▸ Information provided
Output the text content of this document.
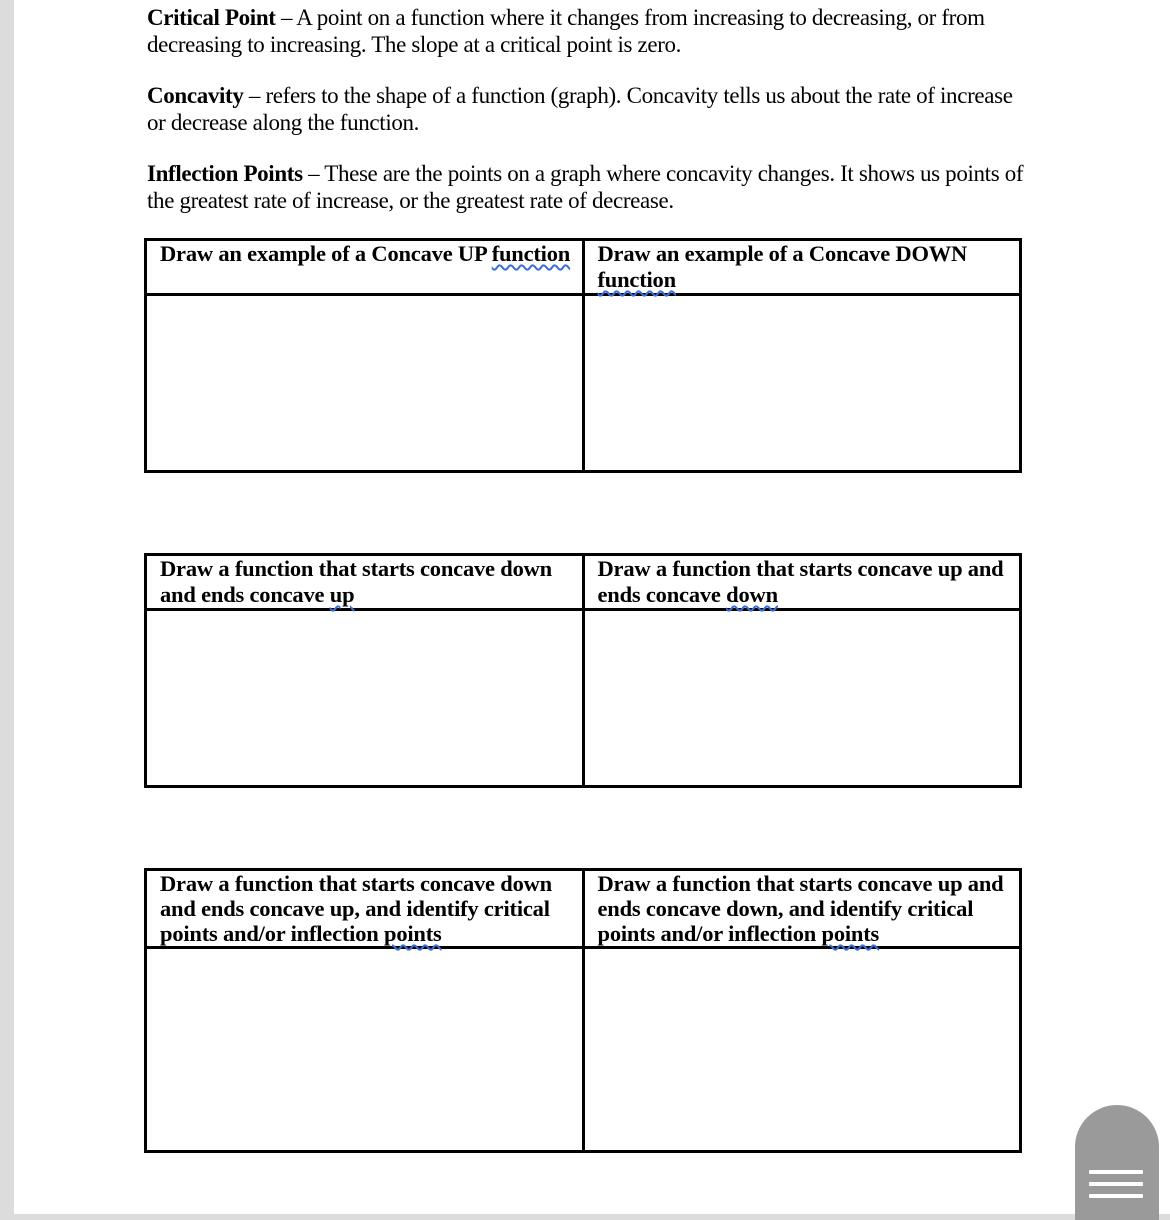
Critical Point – A point on a function where it changes from increasing to decreasing, or from decreasing to increasing. The slope at a critical point is zero.

Concavity – refers to the shape of a function (graph). Concavity tells us about the rate of increase or decrease along the function.

Inflection Points – These are the points on a graph where concavity changes. It shows us points of the greatest rate of increase, or the greatest rate of decrease.

Draw an example of a Concave UP function	Draw an example of a Concave DOWN function

Draw a function that starts concave down and ends concave up	Draw a function that starts concave up and ends concave down

Draw a function that starts concave down and ends concave up, and identify critical points and/or inflection points	Draw a function that starts concave up and ends concave down, and identify critical points and/or inflection points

▸ Objective
Except for the pictures, print the data above exactly.

▸ Response to the task
Output the text content of this document.
Critical Point – A point on a function where it changes from increasing to decreasing, or from decreasing to increasing. The slope at a critical point is zero.

Concavity – refers to the shape of a function (graph). Concavity tells us about the rate of increase or decrease along the function.

Inflection Points – These are the points on a graph where concavity changes. It shows us points of the greatest rate of increase, or the greatest rate of decrease.

Draw an example of a Concave UP function	Draw an example of a Concave DOWN function

Draw a function that starts concave down and ends concave up	Draw a function that starts concave up and ends concave down

Draw a function that starts concave down and ends concave up, and identify critical points and/or inflection points	Draw a function that starts concave up and ends concave down, and identify critical points and/or inflection points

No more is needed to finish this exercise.